#### What you need to do
Everything from the line containing "Give me a plain-text" through the final line of the records must be transcribed verbatim; nothing else belongs in the result.

====================

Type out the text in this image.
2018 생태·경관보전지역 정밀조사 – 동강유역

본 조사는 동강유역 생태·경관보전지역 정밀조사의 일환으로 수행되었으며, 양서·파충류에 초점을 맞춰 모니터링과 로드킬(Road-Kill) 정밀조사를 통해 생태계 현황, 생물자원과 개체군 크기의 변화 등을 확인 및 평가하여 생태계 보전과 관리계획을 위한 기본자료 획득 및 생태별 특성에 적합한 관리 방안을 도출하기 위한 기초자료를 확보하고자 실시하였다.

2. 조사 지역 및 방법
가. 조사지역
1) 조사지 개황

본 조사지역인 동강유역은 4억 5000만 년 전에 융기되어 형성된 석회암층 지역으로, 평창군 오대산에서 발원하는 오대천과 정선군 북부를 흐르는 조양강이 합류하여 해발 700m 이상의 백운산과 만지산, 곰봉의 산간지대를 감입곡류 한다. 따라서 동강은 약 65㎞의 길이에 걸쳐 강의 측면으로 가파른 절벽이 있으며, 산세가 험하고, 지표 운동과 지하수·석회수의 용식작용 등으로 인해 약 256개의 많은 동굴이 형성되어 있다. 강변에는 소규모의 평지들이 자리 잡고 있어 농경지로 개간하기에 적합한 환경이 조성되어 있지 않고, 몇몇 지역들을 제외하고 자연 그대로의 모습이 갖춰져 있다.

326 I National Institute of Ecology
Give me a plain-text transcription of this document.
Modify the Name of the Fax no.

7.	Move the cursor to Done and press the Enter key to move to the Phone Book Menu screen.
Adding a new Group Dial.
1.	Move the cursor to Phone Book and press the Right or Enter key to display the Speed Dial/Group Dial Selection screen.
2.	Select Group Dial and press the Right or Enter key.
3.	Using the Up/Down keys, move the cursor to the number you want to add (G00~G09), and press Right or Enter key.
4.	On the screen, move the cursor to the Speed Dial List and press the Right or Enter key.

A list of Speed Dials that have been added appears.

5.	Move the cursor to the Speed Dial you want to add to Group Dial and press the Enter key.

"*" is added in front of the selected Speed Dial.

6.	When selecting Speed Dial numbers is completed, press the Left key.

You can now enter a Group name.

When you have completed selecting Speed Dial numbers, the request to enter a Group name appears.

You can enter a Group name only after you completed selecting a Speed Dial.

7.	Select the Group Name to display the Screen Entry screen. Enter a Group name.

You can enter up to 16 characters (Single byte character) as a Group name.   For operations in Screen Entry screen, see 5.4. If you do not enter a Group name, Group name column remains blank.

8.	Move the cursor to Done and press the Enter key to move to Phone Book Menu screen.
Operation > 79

====================

#### Solution for this task
Give me a plain-text transcription of this document.
Modify the Name of the Fax no.

7.	Move the cursor to Done and press the Enter key to move to the Phone Book Menu screen.
Adding a new Group Dial.
1.	Move the cursor to Phone Book and press the Right or Enter key to display the Speed Dial/Group Dial Selection screen.
2.	Select Group Dial and press the Right or Enter key.
3.	Using the Up/Down keys, move the cursor to the number you want to add (G00~G09), and press Right or Enter key.
4.	On the screen, move the cursor to the Speed Dial List and press the Right or Enter key.

A list of Speed Dials that have been added appears.

5.	Move the cursor to the Speed Dial you want to add to Group Dial and press the Enter key.

"*" is added in front of the selected Speed Dial.

6.	When selecting Speed Dial numbers is completed, press the Left key.

You can now enter a Group name.

When you have completed selecting Speed Dial numbers, the request to enter a Group name appears.

You can enter a Group name only after you completed selecting a Speed Dial.

7.	Select the Group Name to display the Screen Entry screen. Enter a Group name.

You can enter up to 16 characters (Single byte character) as a Group name.   For operations in Screen Entry screen, see 5.4. If you do not enter a Group name, Group name column remains blank.

8.	Move the cursor to Done and press the Enter key to move to Phone Book Menu screen.
Operation > 79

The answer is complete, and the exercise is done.